◆ GIVEN REQUEST
Swap every occurrence of "Not Actual Photo" in the rows below for "Image Unavailable" and write the rows out again with nothing else changed. Omit the pictures from your answer.

◆ DATASET ROWS
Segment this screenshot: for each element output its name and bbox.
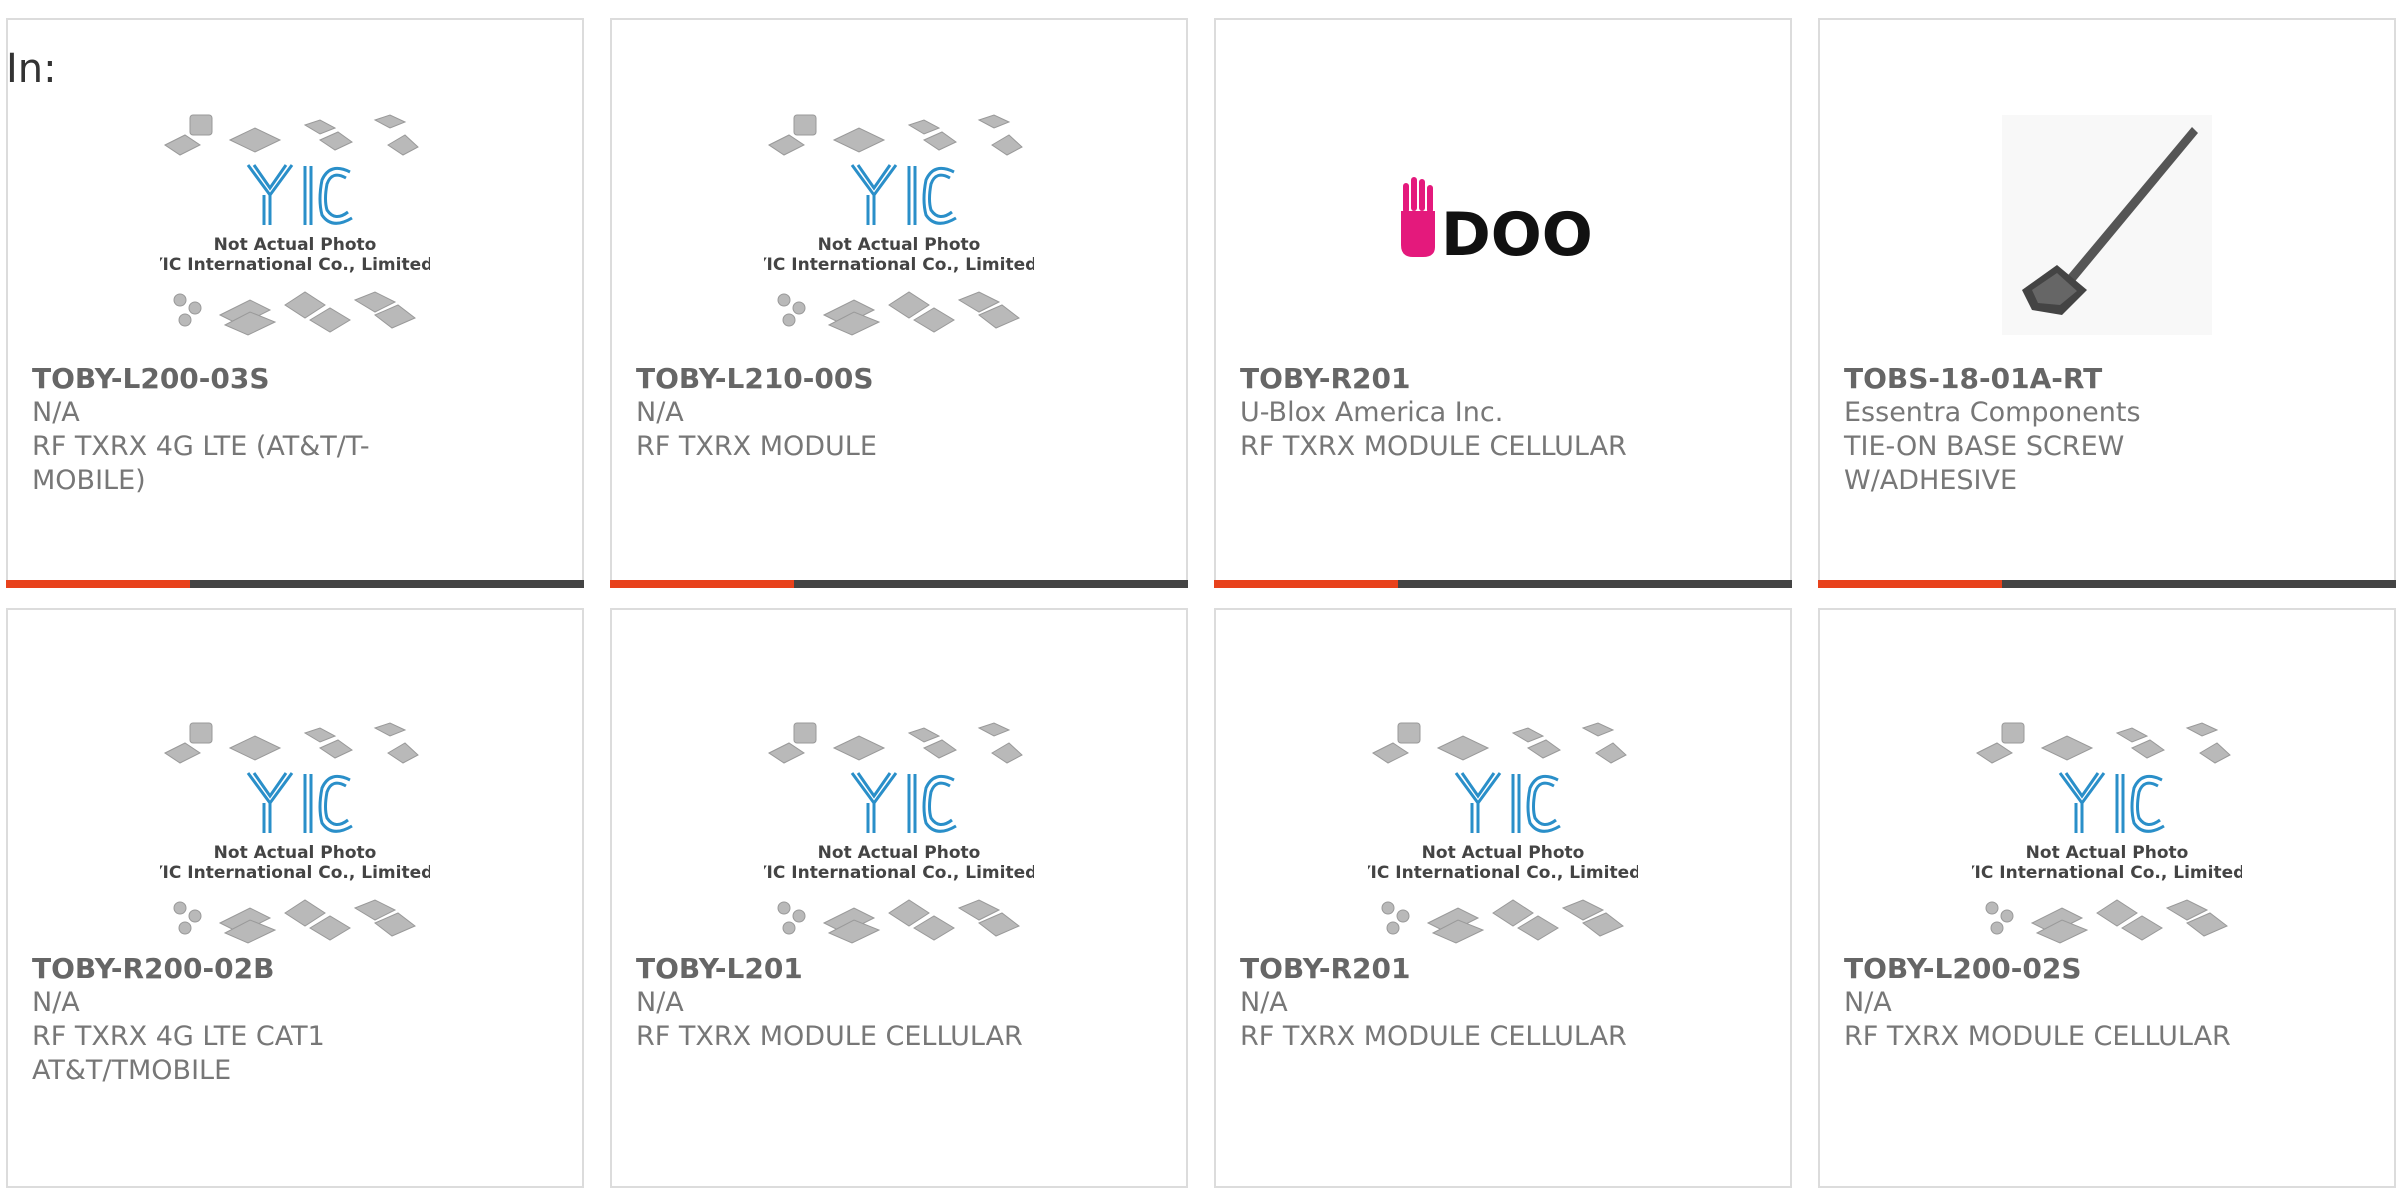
- product-card[interactable]: Not Actual Photo YIC International Co., …: [6, 608, 584, 1188]
- part-number-link[interactable]: TOBY-R201: [1240, 362, 1640, 396]
- manufacturer: N/A: [32, 987, 80, 1018]
- card-bottom-bar: [1818, 580, 2396, 588]
- manufacturer: U-Blox America Inc.: [1240, 397, 1504, 428]
- product-card[interactable]: Not Actual Photo YIC International Co., …: [610, 18, 1188, 588]
- placeholder-image[interactable]: Not Actual Photo YIC International Co., …: [8, 90, 582, 360]
- card-bottom-bar: [6, 580, 584, 588]
- placeholder-caption-2: YIC International Co., Limited.: [764, 255, 1034, 275]
- description: TIE-ON BASE SCREW W/ADHESIVE: [1844, 431, 2125, 496]
- part-number-link[interactable]: TOBY-R200-02B: [32, 952, 432, 986]
- placeholder-caption-1: Not Actual Photo: [1422, 843, 1585, 863]
- description: RF TXRX 4G LTE CAT1 AT&T/TMOBILE: [32, 1021, 325, 1086]
- placeholder-caption-1: Not Actual Photo: [2026, 843, 2189, 863]
- placeholder-caption-1: Not Actual Photo: [818, 235, 981, 255]
- part-number-link[interactable]: TOBS-18-01A-RT: [1844, 362, 2244, 396]
- placeholder-caption-2: YIC International Co., Limited.: [160, 863, 430, 883]
- description: RF TXRX MODULE CELLULAR: [1240, 431, 1627, 462]
- placeholder-image[interactable]: Not Actual Photo YIC International Co., …: [612, 90, 1186, 360]
- manufacturer: N/A: [1844, 987, 1892, 1018]
- description: RF TXRX 4G LTE (AT&T/T-MOBILE): [32, 431, 370, 496]
- udoo-logo-text: DOO: [1441, 200, 1593, 270]
- placeholder-image[interactable]: Not Actual Photo YIC International Co., …: [612, 698, 1186, 968]
- product-card[interactable]: Not Actual Photo YIC International Co., …: [6, 18, 584, 588]
- placeholder-caption-1: Not Actual Photo: [214, 843, 377, 863]
- placeholder-caption-2: YIC International Co., Limited.: [764, 863, 1034, 883]
- placeholder-caption-1: Not Actual Photo: [818, 843, 981, 863]
- placeholder-image[interactable]: Not Actual Photo YIC International Co., …: [8, 698, 582, 968]
- placeholder-image[interactable]: Not Actual Photo YIC International Co., …: [1216, 698, 1790, 968]
- placeholder-caption-2: YIC International Co., Limited.: [1972, 863, 2242, 883]
- manufacturer: N/A: [1240, 987, 1288, 1018]
- manufacturer: N/A: [636, 397, 684, 428]
- card-bottom-bar: [1214, 580, 1792, 588]
- description: RF TXRX MODULE CELLULAR: [1844, 1021, 2231, 1052]
- placeholder-image[interactable]: Not Actual Photo YIC International Co., …: [1820, 698, 2394, 968]
- part-number-link[interactable]: TOBY-L210-00S: [636, 362, 1036, 396]
- part-number-link[interactable]: TOBY-L201: [636, 952, 1036, 986]
- card-bottom-bar: [610, 580, 1188, 588]
- part-number-link[interactable]: TOBY-R201: [1240, 952, 1640, 986]
- manufacturer: N/A: [636, 987, 684, 1018]
- description: RF TXRX MODULE CELLULAR: [636, 1021, 1023, 1052]
- placeholder-caption-2: YIC International Co., Limited.: [160, 255, 430, 275]
- part-number-link[interactable]: TOBY-L200-03S: [32, 362, 432, 396]
- part-number-link[interactable]: TOBY-L200-02S: [1844, 952, 2244, 986]
- manufacturer: N/A: [32, 397, 80, 428]
- manufacturer: Essentra Components: [1844, 397, 2141, 428]
- filter-label: In:: [6, 46, 57, 92]
- description: RF TXRX MODULE: [636, 431, 877, 462]
- placeholder-caption-1: Not Actual Photo: [214, 235, 377, 255]
- cable-tie-photo[interactable]: [1820, 90, 2394, 360]
- product-card[interactable]: Not Actual Photo YIC International Co., …: [1214, 608, 1792, 1188]
- product-card[interactable]: Not Actual Photo YIC International Co., …: [610, 608, 1188, 1188]
- product-card[interactable]: DOO TOBY-R201 U-Blox America Inc. RF TXR…: [1214, 18, 1792, 588]
- udoo-logo[interactable]: DOO: [1216, 90, 1790, 360]
- description: RF TXRX MODULE CELLULAR: [1240, 1021, 1627, 1052]
- product-card[interactable]: TOBS-18-01A-RT Essentra Components TIE-O…: [1818, 18, 2396, 588]
- product-card[interactable]: Not Actual Photo YIC International Co., …: [1818, 608, 2396, 1188]
- placeholder-caption-2: YIC International Co., Limited.: [1368, 863, 1638, 883]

◆ COMPLETED TASK
Segment this screenshot: for each element output its name and bbox.
- product-card[interactable]: Image Unavailable YIC International Co., …: [6, 608, 584, 1188]
- part-number-link[interactable]: TOBY-R201: [1240, 362, 1640, 396]
- manufacturer: N/A: [32, 987, 80, 1018]
- card-bottom-bar: [1818, 580, 2396, 588]
- manufacturer: U-Blox America Inc.: [1240, 397, 1504, 428]
- product-card[interactable]: Image Unavailable YIC International Co., …: [610, 18, 1188, 588]
- placeholder-image[interactable]: Image Unavailable YIC International Co., …: [8, 90, 582, 360]
- card-bottom-bar: [6, 580, 584, 588]
- placeholder-caption-2: YIC International Co., Limited.: [764, 255, 1034, 275]
- description: TIE-ON BASE SCREW W/ADHESIVE: [1844, 431, 2125, 496]
- part-number-link[interactable]: TOBY-R200-02B: [32, 952, 432, 986]
- placeholder-caption-1: Image Unavailable: [1422, 843, 1585, 863]
- description: RF TXRX 4G LTE CAT1 AT&T/TMOBILE: [32, 1021, 325, 1086]
- placeholder-caption-1: Image Unavailable: [2026, 843, 2189, 863]
- placeholder-caption-1: Image Unavailable: [818, 235, 981, 255]
- part-number-link[interactable]: TOBS-18-01A-RT: [1844, 362, 2244, 396]
- placeholder-caption-2: YIC International Co., Limited.: [160, 863, 430, 883]
- description: RF TXRX MODULE CELLULAR: [1240, 431, 1627, 462]
- placeholder-image[interactable]: Image Unavailable YIC International Co., …: [612, 90, 1186, 360]
- manufacturer: N/A: [1844, 987, 1892, 1018]
- description: RF TXRX 4G LTE (AT&T/T-MOBILE): [32, 431, 370, 496]
- udoo-logo-text: DOO: [1441, 200, 1593, 270]
- placeholder-image[interactable]: Image Unavailable YIC International Co., …: [612, 698, 1186, 968]
- product-card[interactable]: Image Unavailable YIC International Co., …: [6, 18, 584, 588]
- placeholder-caption-1: Image Unavailable: [214, 843, 377, 863]
- placeholder-caption-2: YIC International Co., Limited.: [764, 863, 1034, 883]
- placeholder-caption-1: Image Unavailable: [818, 843, 981, 863]
- placeholder-image[interactable]: Image Unavailable YIC International Co., …: [8, 698, 582, 968]
- placeholder-image[interactable]: Image Unavailable YIC International Co., …: [1216, 698, 1790, 968]
- placeholder-caption-2: YIC International Co., Limited.: [1972, 863, 2242, 883]
- manufacturer: N/A: [1240, 987, 1288, 1018]
- manufacturer: N/A: [636, 397, 684, 428]
- card-bottom-bar: [1214, 580, 1792, 588]
- description: RF TXRX MODULE CELLULAR: [1844, 1021, 2231, 1052]
- placeholder-image[interactable]: Image Unavailable YIC International Co., …: [1820, 698, 2394, 968]
- part-number-link[interactable]: TOBY-L210-00S: [636, 362, 1036, 396]
- part-number-link[interactable]: TOBY-L201: [636, 952, 1036, 986]
- card-bottom-bar: [610, 580, 1188, 588]
- part-number-link[interactable]: TOBY-R201: [1240, 952, 1640, 986]
- manufacturer: N/A: [636, 987, 684, 1018]
- description: RF TXRX MODULE CELLULAR: [636, 1021, 1023, 1052]
- placeholder-caption-2: YIC International Co., Limited.: [160, 255, 430, 275]
- part-number-link[interactable]: TOBY-L200-03S: [32, 362, 432, 396]
- part-number-link[interactable]: TOBY-L200-02S: [1844, 952, 2244, 986]
- manufacturer: N/A: [32, 397, 80, 428]
- manufacturer: Essentra Components: [1844, 397, 2141, 428]
- filter-label: In:: [6, 46, 57, 92]
- description: RF TXRX MODULE: [636, 431, 877, 462]
- placeholder-caption-1: Image Unavailable: [214, 235, 377, 255]
- cable-tie-photo[interactable]: [1820, 90, 2394, 360]
- product-card[interactable]: Image Unavailable YIC International Co., …: [1214, 608, 1792, 1188]
- product-card[interactable]: Image Unavailable YIC International Co., …: [610, 608, 1188, 1188]
- product-card[interactable]: DOO TOBY-R201 U-Blox America Inc. RF TXR…: [1214, 18, 1792, 588]
- udoo-logo[interactable]: DOO: [1216, 90, 1790, 360]
- description: RF TXRX MODULE CELLULAR: [1240, 1021, 1627, 1052]
- product-card[interactable]: TOBS-18-01A-RT Essentra Components TIE-O…: [1818, 18, 2396, 588]
- product-card[interactable]: Image Unavailable YIC International Co., …: [1818, 608, 2396, 1188]
- placeholder-caption-2: YIC International Co., Limited.: [1368, 863, 1638, 883]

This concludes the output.